_EXTRACTED RECORDS_:

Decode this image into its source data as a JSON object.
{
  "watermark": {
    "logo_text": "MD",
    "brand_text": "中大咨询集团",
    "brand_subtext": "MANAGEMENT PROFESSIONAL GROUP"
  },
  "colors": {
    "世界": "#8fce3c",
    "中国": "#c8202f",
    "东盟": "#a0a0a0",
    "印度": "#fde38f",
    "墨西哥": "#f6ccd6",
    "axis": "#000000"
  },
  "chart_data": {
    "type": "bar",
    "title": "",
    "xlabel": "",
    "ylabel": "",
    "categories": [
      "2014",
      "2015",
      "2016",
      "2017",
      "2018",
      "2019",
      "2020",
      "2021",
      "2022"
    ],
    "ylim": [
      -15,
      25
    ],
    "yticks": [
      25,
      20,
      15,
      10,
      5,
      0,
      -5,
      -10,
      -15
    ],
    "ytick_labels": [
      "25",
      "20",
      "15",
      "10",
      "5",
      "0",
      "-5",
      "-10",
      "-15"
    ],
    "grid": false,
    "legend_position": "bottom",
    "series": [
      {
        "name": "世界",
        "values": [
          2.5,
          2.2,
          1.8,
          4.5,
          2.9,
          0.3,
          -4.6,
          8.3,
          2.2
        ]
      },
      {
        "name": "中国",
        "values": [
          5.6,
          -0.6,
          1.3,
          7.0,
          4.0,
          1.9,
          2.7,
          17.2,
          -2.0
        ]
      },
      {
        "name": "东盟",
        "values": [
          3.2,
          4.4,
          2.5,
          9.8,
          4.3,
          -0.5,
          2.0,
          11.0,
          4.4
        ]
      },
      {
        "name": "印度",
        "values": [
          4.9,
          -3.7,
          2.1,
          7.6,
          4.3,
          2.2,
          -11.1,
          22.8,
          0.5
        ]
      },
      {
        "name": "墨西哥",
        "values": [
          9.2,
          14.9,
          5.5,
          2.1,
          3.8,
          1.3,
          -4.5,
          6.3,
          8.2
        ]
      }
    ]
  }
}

_SET EXERCISE_:
Extract the whole listing, character for character.

_OUTPUT_:
Decode this image into its source data as a JSON object.
{
  "watermark": {
    "logo_text": "MD",
    "brand_text": "中大咨询集团",
    "brand_subtext": "MANAGEMENT PROFESSIONAL GROUP"
  },
  "colors": {
    "世界": "#8fce3c",
    "中国": "#c8202f",
    "东盟": "#a0a0a0",
    "印度": "#fde38f",
    "墨西哥": "#f6ccd6",
    "axis": "#000000"
  },
  "chart_data": {
    "type": "bar",
    "title": "",
    "xlabel": "",
    "ylabel": "",
    "categories": [
      "2014",
      "2015",
      "2016",
      "2017",
      "2018",
      "2019",
      "2020",
      "2021",
      "2022"
    ],
    "ylim": [
      -15,
      25
    ],
    "yticks": [
      25,
      20,
      15,
      10,
      5,
      0,
      -5,
      -10,
      -15
    ],
    "ytick_labels": [
      "25",
      "20",
      "15",
      "10",
      "5",
      "0",
      "-5",
      "-10",
      "-15"
    ],
    "grid": false,
    "legend_position": "bottom",
    "series": [
      {
        "name": "世界",
        "values": [
          2.5,
          2.2,
          1.8,
          4.5,
          2.9,
          0.3,
          -4.6,
          8.3,
          2.2
        ]
      },
      {
        "name": "中国",
        "values": [
          5.6,
          -0.6,
          1.3,
          7.0,
          4.0,
          1.9,
          2.7,
          17.2,
          -2.0
        ]
      },
      {
        "name": "东盟",
        "values": [
          3.2,
          4.4,
          2.5,
          9.8,
          4.3,
          -0.5,
          2.0,
          11.0,
          4.4
        ]
      },
      {
        "name": "印度",
        "values": [
          4.9,
          -3.7,
          2.1,
          7.6,
          4.3,
          2.2,
          -11.1,
          22.8,
          0.5
        ]
      },
      {
        "name": "墨西哥",
        "values": [
          9.2,
          14.9,
          5.5,
          2.1,
          3.8,
          1.3,
          -4.5,
          6.3,
          8.2
        ]
      }
    ]
  }
}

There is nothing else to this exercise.